- **Instruction**:
Reproduce each line bearing the word "label".

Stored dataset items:
____________

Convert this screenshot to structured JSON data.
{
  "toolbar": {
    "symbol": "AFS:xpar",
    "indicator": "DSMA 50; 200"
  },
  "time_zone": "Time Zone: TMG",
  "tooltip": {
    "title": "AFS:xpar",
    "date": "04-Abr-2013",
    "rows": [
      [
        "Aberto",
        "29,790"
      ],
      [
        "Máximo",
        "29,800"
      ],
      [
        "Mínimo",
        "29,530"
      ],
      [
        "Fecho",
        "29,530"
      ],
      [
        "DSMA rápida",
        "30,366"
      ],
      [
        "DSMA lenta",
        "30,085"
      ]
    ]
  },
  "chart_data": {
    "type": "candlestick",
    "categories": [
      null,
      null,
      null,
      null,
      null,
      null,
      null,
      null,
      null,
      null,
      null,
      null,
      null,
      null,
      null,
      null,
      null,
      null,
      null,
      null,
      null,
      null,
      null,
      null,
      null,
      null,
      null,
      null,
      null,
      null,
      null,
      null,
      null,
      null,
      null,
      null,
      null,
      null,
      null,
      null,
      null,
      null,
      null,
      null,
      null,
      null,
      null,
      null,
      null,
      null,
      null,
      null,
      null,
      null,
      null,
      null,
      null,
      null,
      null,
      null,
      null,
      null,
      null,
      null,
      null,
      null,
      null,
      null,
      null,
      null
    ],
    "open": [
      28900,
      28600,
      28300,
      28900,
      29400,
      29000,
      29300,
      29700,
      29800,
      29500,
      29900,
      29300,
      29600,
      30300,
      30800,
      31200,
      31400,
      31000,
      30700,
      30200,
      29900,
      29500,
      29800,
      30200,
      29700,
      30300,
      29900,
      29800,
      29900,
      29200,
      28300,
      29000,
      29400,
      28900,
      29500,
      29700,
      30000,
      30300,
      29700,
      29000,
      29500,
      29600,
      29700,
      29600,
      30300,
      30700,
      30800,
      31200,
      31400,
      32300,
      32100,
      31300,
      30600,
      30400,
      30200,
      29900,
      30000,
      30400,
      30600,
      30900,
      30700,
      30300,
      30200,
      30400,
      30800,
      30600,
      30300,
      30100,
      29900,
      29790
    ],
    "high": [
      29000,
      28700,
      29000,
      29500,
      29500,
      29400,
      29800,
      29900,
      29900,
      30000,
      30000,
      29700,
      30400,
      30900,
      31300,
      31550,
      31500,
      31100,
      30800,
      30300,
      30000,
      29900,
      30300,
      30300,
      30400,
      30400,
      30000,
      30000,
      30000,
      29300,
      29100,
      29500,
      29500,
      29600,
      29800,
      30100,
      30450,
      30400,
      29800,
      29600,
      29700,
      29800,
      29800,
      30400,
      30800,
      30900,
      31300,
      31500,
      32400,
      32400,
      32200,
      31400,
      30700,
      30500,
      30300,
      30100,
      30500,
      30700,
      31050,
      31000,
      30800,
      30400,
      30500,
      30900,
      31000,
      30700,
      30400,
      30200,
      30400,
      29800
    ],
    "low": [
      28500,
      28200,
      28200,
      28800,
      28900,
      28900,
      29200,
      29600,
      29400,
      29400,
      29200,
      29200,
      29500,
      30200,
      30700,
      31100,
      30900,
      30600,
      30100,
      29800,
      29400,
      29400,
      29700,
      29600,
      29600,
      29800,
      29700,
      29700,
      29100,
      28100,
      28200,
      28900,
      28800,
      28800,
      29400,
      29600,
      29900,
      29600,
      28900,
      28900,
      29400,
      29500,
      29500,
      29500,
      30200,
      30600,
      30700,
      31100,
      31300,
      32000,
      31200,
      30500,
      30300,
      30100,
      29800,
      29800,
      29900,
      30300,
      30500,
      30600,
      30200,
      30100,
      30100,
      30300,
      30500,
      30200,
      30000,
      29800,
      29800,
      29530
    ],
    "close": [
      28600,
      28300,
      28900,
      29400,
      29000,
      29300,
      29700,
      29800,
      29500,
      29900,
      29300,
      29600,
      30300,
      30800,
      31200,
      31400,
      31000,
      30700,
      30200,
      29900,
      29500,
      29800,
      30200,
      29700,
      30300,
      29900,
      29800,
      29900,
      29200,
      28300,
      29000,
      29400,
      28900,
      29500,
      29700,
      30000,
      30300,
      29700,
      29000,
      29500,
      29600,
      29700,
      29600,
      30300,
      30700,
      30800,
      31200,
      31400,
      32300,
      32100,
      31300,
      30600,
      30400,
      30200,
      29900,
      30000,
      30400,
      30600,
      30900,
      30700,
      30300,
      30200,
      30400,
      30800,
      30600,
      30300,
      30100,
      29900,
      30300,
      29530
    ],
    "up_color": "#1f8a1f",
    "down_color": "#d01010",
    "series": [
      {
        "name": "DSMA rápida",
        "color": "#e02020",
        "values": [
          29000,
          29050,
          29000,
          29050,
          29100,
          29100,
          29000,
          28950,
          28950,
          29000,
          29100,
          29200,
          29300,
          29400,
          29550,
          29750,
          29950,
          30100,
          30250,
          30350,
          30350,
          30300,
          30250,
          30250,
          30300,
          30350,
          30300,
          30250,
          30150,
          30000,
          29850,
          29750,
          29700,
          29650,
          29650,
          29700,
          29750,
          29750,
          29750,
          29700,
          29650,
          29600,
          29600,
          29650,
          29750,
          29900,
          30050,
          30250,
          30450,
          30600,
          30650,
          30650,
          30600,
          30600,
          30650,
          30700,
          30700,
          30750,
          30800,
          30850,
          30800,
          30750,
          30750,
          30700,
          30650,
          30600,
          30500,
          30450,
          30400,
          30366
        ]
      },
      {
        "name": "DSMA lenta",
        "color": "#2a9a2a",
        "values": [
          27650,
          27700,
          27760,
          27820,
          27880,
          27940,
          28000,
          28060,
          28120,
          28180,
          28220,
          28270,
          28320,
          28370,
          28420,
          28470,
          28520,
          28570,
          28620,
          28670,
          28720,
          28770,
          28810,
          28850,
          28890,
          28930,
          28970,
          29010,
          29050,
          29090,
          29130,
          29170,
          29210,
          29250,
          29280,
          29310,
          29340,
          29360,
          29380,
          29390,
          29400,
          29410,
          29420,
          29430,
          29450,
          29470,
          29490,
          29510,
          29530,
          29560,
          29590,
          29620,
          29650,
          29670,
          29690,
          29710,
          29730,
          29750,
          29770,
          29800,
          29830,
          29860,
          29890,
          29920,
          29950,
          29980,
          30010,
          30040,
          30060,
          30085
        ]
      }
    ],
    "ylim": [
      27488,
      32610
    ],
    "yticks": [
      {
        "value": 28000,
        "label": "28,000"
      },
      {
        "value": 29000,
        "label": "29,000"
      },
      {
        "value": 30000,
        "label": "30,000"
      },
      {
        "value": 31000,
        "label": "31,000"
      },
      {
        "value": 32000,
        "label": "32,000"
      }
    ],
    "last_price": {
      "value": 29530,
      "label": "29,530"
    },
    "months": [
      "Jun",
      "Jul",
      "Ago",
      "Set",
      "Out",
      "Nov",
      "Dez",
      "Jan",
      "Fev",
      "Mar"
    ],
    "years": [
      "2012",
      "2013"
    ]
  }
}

____________

- **Task solution**:
        "label": "28,000"
        "label": "29,000"
        "label": "30,000"
        "label": "31,000"
        "label": "32,000"
      "label": "29,530"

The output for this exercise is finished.